begin Data for the task
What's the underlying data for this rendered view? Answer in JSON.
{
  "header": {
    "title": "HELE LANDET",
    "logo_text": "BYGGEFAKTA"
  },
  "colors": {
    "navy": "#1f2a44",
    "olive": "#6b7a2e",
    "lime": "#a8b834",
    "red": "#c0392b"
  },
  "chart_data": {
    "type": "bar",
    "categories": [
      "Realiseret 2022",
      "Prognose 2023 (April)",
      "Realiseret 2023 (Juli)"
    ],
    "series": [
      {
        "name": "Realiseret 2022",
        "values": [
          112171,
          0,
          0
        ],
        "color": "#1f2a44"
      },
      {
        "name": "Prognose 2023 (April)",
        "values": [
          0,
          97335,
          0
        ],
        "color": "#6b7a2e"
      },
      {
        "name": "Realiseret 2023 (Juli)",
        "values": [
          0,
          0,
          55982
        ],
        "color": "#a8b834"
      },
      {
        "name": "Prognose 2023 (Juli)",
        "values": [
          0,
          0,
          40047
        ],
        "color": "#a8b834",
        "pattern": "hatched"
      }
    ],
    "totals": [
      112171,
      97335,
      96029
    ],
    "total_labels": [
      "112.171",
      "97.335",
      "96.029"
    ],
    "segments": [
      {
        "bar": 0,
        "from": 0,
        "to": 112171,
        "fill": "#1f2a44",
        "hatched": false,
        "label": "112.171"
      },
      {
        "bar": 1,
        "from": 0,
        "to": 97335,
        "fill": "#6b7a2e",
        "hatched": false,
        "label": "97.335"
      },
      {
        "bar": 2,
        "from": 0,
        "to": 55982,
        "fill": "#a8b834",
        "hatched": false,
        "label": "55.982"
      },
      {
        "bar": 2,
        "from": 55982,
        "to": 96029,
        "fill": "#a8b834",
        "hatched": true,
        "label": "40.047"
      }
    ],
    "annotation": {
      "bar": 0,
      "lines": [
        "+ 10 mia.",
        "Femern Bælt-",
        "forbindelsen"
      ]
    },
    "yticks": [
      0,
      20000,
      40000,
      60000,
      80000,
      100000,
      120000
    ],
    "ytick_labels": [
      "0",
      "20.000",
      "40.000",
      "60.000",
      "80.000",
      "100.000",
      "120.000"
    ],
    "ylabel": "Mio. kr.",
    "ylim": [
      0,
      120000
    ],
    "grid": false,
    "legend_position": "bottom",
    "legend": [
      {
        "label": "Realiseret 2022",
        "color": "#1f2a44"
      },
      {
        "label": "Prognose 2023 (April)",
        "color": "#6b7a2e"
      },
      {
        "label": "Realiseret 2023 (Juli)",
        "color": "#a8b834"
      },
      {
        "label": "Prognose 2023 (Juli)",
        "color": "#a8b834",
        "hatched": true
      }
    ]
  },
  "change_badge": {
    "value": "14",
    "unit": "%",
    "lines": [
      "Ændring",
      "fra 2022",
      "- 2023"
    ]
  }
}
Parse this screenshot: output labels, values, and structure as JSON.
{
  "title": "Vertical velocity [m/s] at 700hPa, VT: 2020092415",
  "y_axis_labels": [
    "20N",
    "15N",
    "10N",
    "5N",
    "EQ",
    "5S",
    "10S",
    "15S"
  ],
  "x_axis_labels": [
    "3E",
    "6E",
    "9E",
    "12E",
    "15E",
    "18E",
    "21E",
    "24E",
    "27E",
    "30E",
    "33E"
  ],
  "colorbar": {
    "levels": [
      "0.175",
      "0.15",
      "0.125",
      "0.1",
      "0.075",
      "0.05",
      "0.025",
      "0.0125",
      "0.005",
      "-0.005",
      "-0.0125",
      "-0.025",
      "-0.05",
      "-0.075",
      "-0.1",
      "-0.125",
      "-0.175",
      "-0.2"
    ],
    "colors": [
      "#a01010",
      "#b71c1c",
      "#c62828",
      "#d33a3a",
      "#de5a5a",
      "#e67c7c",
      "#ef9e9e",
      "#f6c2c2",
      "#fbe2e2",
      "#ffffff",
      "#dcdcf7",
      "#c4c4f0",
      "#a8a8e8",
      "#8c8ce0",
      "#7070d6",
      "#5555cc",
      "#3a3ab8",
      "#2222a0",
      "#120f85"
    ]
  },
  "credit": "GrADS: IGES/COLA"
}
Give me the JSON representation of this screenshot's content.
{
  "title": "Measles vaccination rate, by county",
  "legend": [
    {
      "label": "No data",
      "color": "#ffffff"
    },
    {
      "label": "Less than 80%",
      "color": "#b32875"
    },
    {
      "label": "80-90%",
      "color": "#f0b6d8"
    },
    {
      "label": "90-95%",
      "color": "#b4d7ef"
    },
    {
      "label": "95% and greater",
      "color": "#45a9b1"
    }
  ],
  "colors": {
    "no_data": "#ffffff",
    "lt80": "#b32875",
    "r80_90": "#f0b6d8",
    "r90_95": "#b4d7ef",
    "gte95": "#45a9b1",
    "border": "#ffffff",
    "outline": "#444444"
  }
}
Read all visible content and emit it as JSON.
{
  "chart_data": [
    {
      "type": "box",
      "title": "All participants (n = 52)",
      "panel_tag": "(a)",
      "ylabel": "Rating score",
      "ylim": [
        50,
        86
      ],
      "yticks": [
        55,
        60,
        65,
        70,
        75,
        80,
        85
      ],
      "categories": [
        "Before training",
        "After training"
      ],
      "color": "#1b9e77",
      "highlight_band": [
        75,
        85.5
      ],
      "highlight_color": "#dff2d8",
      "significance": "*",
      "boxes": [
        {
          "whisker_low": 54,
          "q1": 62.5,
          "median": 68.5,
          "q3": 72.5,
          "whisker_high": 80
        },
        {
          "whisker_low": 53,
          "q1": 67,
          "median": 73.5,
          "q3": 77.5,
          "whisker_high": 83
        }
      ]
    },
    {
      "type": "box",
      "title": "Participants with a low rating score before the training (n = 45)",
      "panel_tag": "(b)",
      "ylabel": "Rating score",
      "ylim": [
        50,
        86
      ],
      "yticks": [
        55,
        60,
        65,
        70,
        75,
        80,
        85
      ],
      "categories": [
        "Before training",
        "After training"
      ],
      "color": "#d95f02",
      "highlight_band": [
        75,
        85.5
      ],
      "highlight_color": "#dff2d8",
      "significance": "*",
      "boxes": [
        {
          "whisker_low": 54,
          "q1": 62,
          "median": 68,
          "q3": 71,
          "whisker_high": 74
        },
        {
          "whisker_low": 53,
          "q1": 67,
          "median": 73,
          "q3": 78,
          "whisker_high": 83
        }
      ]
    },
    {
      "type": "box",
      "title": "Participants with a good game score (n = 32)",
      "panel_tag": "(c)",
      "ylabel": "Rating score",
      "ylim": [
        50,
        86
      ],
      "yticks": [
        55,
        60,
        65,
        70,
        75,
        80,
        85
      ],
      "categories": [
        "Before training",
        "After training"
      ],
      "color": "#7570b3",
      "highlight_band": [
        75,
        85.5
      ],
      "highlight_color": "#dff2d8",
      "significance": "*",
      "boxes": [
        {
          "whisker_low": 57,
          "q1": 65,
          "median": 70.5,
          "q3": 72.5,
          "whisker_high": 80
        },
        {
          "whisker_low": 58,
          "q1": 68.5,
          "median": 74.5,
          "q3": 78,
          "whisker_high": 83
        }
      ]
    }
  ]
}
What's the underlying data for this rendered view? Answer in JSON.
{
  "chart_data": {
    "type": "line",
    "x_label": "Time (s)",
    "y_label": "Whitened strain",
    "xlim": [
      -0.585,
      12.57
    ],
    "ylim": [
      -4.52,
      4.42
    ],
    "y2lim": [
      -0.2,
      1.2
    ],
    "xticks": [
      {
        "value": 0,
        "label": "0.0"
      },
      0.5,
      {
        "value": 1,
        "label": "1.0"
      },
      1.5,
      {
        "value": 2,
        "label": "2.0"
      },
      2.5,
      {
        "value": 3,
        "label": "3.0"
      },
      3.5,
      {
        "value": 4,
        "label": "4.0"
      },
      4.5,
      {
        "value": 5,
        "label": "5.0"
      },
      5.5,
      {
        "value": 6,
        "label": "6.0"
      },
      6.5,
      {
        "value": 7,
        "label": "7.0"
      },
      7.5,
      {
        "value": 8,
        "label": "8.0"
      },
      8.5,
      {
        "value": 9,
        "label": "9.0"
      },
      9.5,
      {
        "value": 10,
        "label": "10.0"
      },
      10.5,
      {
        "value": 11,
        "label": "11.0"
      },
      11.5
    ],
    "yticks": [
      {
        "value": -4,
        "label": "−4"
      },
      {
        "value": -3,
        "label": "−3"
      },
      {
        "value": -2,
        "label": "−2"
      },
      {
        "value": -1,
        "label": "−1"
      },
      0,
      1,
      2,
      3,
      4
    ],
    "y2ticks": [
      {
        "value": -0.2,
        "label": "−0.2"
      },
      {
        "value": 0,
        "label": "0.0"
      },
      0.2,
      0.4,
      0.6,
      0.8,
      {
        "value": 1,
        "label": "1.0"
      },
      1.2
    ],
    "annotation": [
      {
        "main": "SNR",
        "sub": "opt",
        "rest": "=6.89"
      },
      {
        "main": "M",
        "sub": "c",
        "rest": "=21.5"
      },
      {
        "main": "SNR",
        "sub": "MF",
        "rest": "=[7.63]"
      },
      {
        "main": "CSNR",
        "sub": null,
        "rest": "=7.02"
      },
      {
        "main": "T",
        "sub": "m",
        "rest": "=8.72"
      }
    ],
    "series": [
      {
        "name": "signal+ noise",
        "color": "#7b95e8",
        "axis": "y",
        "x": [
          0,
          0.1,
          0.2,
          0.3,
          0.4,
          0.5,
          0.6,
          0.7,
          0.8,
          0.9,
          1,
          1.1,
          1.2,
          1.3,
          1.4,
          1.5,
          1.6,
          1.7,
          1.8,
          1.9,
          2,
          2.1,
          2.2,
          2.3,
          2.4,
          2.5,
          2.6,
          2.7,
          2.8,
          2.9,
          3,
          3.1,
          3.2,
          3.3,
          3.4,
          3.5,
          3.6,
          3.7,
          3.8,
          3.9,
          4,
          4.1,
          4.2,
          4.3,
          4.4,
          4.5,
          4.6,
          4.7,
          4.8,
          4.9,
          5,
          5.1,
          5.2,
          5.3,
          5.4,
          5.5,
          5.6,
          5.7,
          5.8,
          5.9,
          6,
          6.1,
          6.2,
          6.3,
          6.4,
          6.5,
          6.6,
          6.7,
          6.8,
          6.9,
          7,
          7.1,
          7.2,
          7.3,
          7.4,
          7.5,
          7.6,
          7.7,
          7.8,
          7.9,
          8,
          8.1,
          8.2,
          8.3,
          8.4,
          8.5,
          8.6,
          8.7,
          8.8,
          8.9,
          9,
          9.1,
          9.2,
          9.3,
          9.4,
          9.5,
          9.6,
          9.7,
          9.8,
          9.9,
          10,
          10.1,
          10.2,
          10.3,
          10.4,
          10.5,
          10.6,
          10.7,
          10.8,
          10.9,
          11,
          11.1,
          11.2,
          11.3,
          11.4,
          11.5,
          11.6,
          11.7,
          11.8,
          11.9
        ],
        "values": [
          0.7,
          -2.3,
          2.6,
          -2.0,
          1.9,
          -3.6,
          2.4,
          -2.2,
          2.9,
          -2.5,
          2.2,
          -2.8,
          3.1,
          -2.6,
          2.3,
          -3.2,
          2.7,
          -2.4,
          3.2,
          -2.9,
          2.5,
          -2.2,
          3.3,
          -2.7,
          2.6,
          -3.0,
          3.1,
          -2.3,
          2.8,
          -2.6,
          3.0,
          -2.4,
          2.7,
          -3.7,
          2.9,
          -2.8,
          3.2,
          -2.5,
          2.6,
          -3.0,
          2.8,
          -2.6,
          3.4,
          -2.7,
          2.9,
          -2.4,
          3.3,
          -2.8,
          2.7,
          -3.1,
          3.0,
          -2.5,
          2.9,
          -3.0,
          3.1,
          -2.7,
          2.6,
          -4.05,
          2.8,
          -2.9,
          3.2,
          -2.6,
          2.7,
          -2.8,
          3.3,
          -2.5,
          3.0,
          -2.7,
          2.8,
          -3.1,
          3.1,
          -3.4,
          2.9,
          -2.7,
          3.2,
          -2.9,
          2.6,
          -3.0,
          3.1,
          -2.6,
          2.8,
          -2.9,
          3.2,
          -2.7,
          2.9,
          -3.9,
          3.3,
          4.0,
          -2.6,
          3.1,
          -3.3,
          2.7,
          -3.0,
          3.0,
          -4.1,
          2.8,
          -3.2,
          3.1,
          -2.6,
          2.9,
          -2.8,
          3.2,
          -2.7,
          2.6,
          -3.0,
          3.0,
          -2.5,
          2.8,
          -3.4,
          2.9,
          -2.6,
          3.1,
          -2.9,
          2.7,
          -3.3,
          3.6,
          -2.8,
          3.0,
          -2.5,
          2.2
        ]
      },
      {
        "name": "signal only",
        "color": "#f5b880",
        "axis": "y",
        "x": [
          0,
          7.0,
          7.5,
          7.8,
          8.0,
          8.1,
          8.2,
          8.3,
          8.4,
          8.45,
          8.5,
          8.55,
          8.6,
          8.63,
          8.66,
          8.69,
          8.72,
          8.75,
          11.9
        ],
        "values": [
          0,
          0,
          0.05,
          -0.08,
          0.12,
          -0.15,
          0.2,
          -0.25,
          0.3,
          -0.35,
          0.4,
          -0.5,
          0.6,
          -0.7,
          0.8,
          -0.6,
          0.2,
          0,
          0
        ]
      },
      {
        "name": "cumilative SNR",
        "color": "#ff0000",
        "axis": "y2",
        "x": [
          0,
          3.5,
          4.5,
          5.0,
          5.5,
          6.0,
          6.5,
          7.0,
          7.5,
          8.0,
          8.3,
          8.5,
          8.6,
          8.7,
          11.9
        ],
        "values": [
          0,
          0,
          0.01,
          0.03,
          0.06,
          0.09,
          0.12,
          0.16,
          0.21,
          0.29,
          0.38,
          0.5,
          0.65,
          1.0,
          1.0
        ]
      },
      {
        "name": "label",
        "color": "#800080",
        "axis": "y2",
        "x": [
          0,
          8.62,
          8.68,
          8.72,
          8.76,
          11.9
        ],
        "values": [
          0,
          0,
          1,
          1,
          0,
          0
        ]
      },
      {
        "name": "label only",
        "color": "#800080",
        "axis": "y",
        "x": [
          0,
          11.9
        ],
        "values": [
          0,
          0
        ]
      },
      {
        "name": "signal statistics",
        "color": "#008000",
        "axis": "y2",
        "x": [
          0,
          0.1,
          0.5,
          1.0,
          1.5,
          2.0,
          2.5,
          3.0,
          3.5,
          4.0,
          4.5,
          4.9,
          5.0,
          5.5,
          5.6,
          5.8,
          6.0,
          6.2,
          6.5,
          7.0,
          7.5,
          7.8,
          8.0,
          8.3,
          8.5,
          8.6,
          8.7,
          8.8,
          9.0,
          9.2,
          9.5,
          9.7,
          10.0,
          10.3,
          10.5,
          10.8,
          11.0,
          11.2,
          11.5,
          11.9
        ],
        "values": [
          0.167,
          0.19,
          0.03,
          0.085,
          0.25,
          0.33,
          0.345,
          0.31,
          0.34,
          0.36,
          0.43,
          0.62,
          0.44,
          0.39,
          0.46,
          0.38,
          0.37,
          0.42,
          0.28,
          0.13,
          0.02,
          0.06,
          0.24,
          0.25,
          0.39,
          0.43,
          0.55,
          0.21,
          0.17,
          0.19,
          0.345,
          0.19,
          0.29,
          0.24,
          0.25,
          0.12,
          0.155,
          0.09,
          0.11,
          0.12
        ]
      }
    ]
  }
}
end Data for the task
Give the number of lines above in which the word "main" occurs, with nothing else.

5